**TASK**
Find every line in the records below that holds the word "างรายคาบ", and copy each one.

☆ ☆ ☆ ☆ ☆ ☆ ☆

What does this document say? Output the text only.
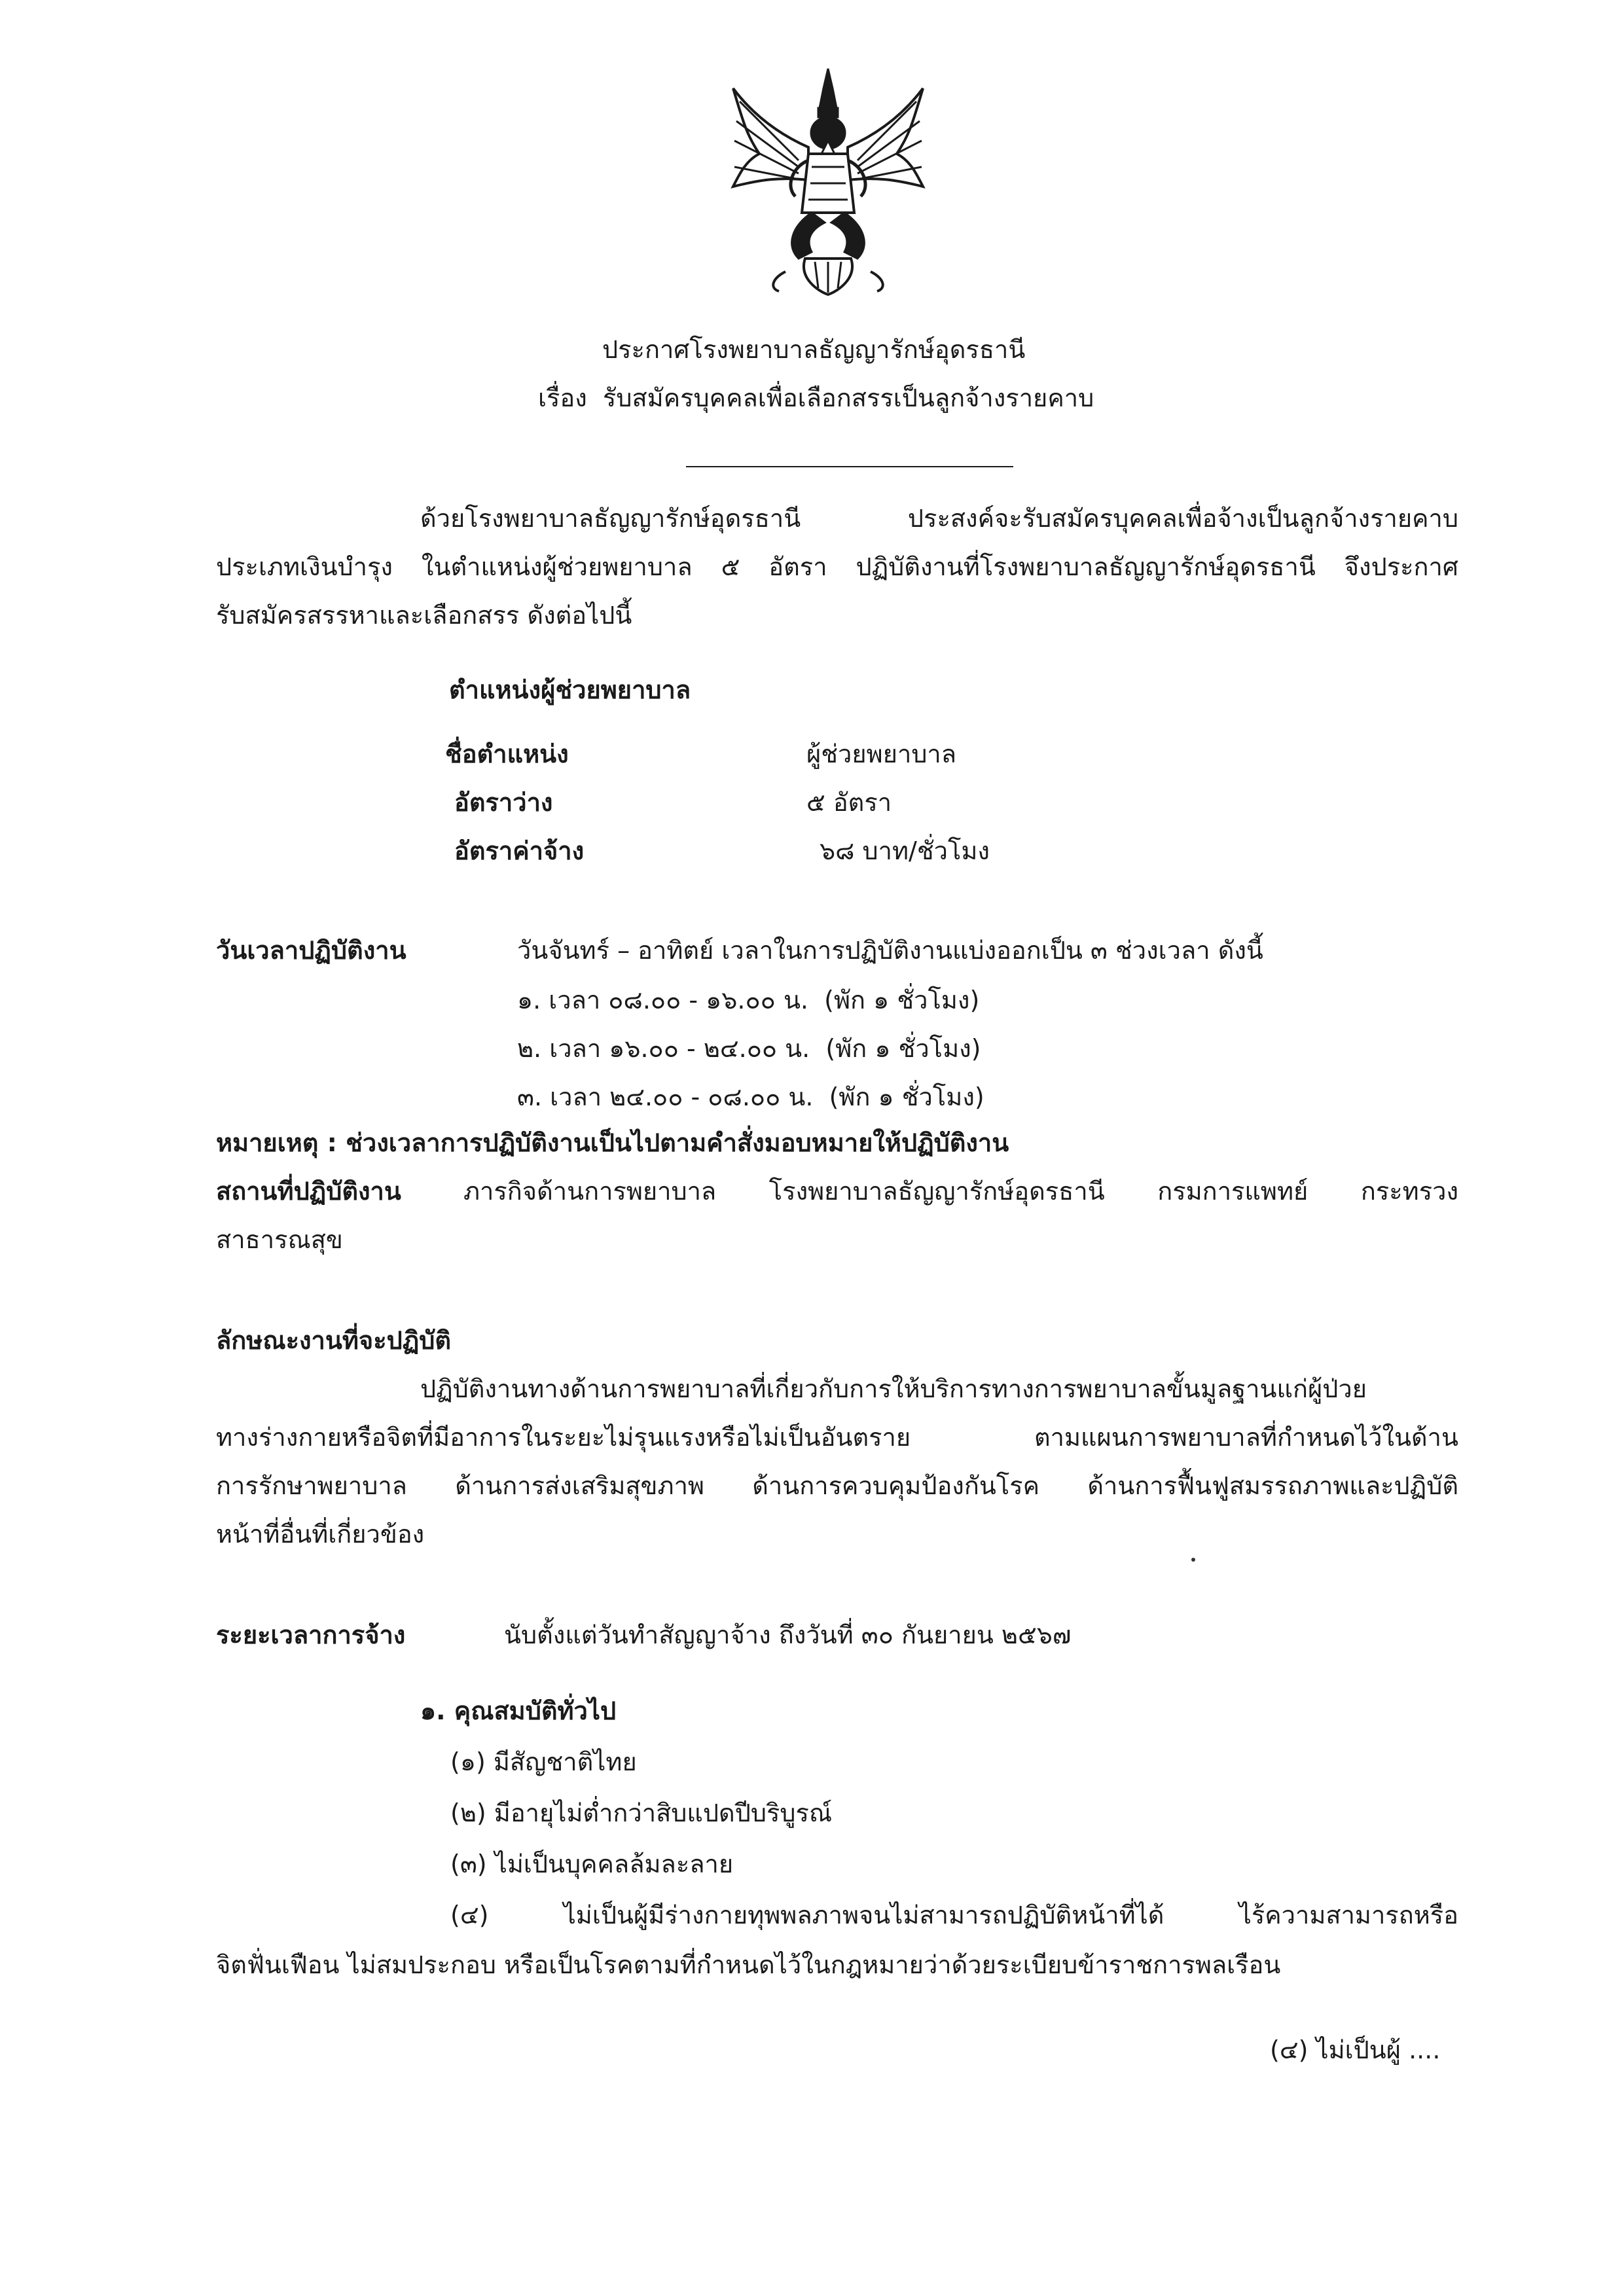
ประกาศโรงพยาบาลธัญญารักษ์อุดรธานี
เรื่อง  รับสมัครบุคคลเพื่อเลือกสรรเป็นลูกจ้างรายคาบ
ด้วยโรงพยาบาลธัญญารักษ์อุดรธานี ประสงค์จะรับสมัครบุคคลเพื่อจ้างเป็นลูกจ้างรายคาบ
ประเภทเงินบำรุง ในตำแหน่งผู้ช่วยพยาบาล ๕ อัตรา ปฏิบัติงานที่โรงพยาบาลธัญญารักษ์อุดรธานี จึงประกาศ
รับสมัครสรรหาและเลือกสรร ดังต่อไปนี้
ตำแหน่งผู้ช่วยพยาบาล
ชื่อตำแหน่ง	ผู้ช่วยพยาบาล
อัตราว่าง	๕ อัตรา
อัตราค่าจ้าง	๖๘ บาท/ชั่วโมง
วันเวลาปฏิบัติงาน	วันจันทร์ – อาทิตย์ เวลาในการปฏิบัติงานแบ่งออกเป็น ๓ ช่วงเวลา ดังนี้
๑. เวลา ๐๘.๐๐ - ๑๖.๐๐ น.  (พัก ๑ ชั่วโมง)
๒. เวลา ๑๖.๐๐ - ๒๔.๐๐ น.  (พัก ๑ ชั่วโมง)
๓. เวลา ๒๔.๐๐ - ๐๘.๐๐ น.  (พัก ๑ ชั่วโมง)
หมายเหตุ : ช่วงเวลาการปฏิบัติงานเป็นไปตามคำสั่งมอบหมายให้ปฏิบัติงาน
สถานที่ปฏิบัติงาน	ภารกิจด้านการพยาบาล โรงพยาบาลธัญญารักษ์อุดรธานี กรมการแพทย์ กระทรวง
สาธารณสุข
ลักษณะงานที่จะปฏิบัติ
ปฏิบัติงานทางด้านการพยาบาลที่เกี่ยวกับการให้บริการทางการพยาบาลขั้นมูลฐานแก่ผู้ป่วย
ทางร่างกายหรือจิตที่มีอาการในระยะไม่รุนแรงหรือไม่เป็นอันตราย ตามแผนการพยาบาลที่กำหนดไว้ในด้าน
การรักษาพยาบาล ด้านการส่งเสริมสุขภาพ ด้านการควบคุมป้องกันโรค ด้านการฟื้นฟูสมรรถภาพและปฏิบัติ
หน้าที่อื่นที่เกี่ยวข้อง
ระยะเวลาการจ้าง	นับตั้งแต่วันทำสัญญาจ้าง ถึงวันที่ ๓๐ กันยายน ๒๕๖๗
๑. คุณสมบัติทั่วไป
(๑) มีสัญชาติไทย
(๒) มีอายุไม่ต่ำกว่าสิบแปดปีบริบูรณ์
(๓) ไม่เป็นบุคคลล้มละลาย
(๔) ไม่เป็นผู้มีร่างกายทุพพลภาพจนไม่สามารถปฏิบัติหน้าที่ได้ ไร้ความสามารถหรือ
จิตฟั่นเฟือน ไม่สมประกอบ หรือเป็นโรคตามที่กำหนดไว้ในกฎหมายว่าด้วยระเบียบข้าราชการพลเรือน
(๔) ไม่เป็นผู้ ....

☆ ☆ ☆ ☆ ☆ ☆ ☆

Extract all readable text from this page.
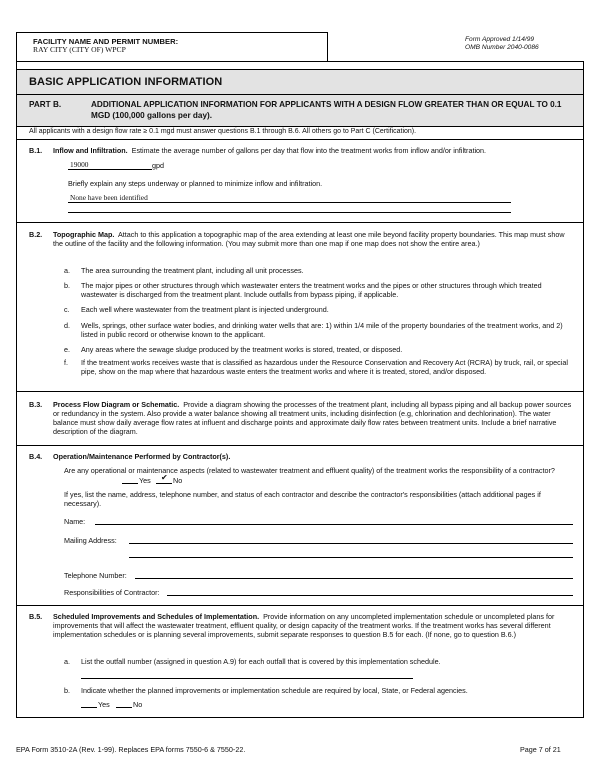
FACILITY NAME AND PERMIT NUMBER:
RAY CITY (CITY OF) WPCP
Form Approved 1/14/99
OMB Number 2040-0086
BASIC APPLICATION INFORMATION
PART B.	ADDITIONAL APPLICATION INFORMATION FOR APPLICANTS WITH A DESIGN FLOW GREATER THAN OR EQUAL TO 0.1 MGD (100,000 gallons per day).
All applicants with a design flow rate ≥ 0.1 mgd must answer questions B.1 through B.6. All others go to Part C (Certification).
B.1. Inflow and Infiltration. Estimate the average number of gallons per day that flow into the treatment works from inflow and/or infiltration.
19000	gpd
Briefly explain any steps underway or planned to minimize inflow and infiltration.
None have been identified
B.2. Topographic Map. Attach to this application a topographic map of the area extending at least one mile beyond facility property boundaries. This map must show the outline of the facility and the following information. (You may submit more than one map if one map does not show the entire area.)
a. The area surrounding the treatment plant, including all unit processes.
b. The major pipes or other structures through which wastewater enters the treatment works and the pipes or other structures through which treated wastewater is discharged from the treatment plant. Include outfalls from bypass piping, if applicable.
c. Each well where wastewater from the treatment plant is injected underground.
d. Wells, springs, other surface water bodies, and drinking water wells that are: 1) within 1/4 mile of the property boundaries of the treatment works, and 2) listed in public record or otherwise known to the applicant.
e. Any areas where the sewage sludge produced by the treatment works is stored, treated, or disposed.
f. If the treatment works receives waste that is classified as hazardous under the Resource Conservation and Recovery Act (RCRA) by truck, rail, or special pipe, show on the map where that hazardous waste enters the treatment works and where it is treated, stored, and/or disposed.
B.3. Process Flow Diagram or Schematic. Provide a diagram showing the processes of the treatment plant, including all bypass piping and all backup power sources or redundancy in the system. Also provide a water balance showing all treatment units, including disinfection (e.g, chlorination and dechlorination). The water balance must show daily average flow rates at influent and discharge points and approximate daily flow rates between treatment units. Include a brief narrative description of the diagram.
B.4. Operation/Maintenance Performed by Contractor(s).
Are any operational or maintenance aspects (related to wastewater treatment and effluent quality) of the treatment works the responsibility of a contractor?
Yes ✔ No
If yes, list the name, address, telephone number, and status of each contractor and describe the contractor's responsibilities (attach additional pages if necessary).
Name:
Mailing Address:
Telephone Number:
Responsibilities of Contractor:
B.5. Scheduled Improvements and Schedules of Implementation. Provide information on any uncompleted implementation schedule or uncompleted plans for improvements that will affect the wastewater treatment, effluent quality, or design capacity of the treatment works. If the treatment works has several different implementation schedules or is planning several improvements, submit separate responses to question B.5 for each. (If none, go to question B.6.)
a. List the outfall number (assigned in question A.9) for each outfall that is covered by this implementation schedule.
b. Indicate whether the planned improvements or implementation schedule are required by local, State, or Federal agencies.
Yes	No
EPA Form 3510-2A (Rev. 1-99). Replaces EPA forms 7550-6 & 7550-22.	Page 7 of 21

☆ ☆ ☆ ☆ ☆ ☆ ☆

**ANSWER FOR THIS EXERCISE**
เรื่อง  รับสมัครบุคคลเพื่อเลือกสรรเป็นลูกจ้างรายคาบ
ด้วยโรงพยาบาลธัญญารักษ์อุดรธานี ประสงค์จะรับสมัครบุคคลเพื่อจ้างเป็นลูกจ้างรายคาบ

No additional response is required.